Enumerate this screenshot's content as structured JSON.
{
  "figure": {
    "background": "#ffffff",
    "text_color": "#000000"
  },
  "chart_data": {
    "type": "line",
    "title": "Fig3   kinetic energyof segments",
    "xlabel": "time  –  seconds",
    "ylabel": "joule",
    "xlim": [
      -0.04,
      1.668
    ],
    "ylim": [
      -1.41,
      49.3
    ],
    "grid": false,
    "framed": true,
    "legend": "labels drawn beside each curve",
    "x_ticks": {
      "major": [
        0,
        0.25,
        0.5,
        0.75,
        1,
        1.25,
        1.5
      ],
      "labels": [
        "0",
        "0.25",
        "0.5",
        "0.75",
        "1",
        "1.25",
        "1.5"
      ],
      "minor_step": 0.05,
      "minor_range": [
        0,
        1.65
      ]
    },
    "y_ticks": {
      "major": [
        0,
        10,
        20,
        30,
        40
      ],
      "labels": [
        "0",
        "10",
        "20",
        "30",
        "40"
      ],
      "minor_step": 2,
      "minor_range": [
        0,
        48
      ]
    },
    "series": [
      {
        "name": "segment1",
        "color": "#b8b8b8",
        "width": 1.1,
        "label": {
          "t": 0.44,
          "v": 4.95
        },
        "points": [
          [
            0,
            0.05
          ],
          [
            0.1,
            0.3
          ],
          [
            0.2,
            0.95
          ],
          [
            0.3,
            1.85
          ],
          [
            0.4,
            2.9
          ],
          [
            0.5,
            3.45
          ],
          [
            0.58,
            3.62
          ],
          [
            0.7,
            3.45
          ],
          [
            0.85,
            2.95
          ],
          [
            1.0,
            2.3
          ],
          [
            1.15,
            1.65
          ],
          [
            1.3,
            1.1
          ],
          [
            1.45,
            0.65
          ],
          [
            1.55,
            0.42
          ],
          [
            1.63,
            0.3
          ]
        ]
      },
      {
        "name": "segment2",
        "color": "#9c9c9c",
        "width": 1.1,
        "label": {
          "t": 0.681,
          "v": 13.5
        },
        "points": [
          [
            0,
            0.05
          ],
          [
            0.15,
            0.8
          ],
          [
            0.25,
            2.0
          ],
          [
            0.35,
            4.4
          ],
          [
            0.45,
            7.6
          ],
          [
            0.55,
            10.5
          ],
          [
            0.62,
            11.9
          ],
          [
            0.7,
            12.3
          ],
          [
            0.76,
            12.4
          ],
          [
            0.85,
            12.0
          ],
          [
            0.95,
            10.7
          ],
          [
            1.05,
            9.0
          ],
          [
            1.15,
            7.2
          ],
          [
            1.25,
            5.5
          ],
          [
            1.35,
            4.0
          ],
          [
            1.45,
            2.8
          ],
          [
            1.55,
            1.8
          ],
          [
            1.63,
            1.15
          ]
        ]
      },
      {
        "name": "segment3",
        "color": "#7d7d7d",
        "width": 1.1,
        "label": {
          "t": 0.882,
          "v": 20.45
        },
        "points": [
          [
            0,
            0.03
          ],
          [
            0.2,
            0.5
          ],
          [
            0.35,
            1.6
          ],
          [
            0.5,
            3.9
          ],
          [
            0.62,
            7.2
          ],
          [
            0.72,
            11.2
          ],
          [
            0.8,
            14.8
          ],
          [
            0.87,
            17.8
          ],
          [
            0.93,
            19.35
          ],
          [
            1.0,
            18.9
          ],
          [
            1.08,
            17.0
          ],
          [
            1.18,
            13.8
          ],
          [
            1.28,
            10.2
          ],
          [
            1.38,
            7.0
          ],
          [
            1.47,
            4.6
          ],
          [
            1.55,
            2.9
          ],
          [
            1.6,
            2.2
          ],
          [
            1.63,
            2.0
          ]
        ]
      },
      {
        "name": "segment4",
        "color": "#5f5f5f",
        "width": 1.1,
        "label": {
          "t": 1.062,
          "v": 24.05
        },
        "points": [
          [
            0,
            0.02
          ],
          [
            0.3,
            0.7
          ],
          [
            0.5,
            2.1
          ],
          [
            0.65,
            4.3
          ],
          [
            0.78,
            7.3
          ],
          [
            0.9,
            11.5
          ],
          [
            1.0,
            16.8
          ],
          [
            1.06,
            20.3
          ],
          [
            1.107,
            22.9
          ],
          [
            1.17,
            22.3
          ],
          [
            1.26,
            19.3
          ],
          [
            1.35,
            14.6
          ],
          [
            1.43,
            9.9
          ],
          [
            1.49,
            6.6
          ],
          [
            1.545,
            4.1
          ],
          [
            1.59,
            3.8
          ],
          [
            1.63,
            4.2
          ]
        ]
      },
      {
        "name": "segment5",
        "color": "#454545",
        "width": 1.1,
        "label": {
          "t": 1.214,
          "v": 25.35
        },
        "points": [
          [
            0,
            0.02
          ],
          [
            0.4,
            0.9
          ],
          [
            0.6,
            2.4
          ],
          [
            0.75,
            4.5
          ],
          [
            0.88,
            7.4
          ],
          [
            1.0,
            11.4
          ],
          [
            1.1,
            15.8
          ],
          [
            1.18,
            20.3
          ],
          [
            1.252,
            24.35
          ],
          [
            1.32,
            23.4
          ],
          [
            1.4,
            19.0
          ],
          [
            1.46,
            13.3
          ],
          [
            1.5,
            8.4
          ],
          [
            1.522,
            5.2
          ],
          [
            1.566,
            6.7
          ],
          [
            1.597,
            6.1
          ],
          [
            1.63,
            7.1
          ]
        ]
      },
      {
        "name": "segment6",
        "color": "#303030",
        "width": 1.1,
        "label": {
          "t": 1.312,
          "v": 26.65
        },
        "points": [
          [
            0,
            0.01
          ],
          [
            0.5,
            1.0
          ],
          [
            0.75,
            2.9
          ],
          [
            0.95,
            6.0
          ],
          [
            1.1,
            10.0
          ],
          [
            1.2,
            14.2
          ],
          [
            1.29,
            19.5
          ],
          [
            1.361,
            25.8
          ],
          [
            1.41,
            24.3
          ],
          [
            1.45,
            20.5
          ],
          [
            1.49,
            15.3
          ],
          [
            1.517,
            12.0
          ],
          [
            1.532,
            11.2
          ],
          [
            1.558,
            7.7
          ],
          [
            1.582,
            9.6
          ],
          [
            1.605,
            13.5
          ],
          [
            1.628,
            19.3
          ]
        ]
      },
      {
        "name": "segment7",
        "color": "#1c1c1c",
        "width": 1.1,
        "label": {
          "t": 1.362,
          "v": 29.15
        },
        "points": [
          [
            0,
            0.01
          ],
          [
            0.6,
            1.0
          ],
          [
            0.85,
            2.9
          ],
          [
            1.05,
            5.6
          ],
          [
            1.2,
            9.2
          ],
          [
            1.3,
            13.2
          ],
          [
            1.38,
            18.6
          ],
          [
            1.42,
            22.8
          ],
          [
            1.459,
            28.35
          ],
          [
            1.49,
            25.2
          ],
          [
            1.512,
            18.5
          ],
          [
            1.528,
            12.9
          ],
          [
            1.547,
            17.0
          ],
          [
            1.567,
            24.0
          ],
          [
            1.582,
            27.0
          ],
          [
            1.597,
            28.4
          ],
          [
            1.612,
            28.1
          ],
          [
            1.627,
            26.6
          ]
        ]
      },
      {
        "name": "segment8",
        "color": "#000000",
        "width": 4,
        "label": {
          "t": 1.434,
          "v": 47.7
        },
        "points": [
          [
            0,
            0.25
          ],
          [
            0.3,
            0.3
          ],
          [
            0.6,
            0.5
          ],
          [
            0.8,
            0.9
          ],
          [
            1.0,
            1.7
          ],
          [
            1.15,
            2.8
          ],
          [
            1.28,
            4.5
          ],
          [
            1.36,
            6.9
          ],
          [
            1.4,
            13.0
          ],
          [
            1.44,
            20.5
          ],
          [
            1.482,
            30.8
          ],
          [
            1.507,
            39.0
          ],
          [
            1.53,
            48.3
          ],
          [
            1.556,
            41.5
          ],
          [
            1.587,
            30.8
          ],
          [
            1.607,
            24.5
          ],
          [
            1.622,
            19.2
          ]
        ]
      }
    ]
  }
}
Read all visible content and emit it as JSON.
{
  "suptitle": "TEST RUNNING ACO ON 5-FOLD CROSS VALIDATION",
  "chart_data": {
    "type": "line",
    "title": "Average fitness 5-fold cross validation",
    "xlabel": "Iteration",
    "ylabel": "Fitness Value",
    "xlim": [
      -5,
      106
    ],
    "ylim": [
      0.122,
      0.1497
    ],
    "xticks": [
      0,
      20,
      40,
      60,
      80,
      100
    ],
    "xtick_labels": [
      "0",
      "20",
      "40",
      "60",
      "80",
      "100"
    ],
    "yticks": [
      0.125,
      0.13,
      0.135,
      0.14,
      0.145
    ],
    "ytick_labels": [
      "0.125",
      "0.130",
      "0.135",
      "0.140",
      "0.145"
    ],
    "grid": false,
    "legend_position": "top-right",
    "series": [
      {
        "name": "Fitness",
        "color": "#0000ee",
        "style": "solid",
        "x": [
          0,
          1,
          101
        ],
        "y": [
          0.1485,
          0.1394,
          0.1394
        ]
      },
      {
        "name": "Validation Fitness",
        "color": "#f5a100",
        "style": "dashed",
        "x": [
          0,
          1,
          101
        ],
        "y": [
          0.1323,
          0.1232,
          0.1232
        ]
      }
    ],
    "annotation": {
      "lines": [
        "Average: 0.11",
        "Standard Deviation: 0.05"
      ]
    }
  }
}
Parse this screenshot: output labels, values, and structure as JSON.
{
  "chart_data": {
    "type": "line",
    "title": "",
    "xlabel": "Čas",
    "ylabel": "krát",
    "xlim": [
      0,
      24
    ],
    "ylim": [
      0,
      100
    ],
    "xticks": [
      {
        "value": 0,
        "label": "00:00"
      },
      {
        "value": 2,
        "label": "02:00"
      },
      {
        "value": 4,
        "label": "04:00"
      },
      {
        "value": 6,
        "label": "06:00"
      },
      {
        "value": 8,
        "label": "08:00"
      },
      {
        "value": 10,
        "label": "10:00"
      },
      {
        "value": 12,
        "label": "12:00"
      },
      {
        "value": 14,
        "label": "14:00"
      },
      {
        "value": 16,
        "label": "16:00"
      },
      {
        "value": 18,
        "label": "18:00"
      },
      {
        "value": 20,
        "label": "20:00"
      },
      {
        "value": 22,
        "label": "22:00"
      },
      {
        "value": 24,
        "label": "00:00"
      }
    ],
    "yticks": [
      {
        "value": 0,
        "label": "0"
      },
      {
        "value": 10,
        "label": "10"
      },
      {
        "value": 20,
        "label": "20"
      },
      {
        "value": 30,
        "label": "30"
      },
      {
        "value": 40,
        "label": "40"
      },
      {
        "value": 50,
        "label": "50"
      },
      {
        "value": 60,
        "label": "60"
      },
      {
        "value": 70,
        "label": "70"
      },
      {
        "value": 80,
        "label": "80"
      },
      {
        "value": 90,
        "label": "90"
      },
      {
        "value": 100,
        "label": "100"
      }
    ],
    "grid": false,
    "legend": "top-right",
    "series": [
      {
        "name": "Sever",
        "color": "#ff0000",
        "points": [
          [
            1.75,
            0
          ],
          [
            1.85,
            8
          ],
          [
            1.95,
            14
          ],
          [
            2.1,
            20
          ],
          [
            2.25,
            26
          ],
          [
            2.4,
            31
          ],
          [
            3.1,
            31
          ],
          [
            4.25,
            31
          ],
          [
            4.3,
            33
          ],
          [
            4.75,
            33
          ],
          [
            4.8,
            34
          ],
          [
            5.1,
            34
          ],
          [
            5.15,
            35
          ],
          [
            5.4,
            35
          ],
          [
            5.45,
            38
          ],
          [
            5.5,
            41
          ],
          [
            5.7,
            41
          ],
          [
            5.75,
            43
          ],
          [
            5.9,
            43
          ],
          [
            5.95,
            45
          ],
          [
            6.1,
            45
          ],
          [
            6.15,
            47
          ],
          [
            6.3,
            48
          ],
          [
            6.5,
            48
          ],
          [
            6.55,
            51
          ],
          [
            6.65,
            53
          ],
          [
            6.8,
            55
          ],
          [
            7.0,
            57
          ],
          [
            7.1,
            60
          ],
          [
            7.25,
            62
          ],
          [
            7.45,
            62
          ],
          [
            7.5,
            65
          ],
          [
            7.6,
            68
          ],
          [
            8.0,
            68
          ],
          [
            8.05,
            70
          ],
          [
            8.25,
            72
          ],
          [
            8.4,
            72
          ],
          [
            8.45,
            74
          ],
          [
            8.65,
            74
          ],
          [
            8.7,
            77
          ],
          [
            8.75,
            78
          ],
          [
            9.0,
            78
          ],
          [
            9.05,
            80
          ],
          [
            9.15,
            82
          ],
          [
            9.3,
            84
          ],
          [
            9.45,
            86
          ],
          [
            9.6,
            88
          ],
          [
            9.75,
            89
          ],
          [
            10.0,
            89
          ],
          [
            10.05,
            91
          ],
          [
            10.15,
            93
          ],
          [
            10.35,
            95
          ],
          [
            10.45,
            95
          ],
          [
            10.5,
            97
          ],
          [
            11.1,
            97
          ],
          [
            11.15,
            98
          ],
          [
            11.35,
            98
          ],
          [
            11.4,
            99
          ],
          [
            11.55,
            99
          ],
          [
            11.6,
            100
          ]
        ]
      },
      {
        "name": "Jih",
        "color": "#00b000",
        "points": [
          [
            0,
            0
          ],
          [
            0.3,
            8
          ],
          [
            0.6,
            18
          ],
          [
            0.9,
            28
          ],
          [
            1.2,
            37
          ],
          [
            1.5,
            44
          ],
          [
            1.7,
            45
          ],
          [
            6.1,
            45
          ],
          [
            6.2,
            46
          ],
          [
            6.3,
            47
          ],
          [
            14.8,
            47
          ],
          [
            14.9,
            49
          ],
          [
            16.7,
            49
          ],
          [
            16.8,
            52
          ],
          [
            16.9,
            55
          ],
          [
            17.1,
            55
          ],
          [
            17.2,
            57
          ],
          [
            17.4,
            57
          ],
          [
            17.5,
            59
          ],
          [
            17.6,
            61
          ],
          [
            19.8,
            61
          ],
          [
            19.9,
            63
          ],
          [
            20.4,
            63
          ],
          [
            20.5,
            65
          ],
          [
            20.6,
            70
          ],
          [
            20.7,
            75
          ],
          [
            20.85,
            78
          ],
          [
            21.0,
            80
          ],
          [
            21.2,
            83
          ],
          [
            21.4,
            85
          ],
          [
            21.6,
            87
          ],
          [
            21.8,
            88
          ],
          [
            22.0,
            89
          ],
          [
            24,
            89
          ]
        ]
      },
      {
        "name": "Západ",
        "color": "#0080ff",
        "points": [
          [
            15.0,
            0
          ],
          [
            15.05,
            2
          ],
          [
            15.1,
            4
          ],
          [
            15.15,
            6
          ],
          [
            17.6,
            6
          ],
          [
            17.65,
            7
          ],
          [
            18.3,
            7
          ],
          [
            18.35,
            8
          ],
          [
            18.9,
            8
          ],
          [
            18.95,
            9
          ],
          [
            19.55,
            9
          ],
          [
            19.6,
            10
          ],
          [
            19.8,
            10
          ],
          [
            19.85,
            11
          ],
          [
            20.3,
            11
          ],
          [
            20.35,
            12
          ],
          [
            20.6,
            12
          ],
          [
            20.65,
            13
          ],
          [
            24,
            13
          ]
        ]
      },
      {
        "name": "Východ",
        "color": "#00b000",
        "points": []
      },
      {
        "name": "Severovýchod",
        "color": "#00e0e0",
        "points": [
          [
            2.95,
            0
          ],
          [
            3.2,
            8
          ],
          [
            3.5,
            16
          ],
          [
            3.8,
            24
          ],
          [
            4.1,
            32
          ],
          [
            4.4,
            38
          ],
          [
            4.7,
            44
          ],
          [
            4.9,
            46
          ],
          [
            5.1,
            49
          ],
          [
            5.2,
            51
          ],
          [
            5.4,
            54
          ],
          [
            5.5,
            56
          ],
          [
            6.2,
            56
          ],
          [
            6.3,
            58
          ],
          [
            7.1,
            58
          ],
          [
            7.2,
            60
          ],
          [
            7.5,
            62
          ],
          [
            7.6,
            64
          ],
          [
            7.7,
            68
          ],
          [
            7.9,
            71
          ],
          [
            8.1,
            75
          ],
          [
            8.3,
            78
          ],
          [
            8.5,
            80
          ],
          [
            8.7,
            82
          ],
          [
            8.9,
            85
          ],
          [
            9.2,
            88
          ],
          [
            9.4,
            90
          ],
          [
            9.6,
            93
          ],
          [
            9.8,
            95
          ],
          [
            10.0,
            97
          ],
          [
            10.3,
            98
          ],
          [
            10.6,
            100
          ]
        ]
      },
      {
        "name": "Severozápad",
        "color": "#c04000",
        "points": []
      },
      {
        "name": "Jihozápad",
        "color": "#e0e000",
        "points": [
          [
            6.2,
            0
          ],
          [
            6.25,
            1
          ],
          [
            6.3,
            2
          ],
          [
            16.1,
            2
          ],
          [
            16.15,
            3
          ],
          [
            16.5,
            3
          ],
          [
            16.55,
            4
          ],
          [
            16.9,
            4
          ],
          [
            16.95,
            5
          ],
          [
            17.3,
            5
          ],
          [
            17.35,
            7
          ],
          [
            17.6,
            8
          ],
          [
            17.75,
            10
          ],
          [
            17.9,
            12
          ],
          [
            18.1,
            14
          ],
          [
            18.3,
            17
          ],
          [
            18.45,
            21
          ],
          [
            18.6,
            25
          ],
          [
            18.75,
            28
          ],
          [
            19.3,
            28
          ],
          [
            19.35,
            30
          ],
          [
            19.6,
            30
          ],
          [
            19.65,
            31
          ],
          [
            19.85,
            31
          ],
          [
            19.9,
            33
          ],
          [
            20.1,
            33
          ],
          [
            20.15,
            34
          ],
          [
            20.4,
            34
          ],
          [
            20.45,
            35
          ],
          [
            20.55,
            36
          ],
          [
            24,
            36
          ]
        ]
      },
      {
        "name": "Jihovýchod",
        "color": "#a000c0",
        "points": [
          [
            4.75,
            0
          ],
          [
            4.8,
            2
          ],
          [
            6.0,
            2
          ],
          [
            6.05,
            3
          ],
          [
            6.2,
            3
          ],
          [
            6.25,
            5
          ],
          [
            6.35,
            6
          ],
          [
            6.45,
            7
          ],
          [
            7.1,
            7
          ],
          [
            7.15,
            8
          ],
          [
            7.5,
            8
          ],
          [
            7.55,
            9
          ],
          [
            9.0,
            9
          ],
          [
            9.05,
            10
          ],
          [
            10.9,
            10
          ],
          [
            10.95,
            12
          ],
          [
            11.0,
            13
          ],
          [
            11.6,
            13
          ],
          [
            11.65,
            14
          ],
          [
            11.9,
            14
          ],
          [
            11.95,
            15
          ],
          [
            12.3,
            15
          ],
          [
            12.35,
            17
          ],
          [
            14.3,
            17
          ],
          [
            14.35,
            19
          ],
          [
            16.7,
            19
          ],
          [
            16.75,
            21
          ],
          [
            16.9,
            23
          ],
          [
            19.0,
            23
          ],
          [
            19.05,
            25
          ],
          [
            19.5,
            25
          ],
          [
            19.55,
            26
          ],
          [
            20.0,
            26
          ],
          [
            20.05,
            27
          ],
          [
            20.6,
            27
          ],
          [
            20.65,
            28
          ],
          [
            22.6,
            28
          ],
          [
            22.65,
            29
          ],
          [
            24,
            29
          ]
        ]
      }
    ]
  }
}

□ □ □ □ □ □ □

**WORK INSTRUCTIONS**
Pick out and copy every line that contains the word "JSON".

**CORRECT OUTPUT**
Enumerate this screenshot's content as structured JSON.
Read all visible content and emit it as JSON.
Parse this screenshot: output labels, values, and structure as JSON.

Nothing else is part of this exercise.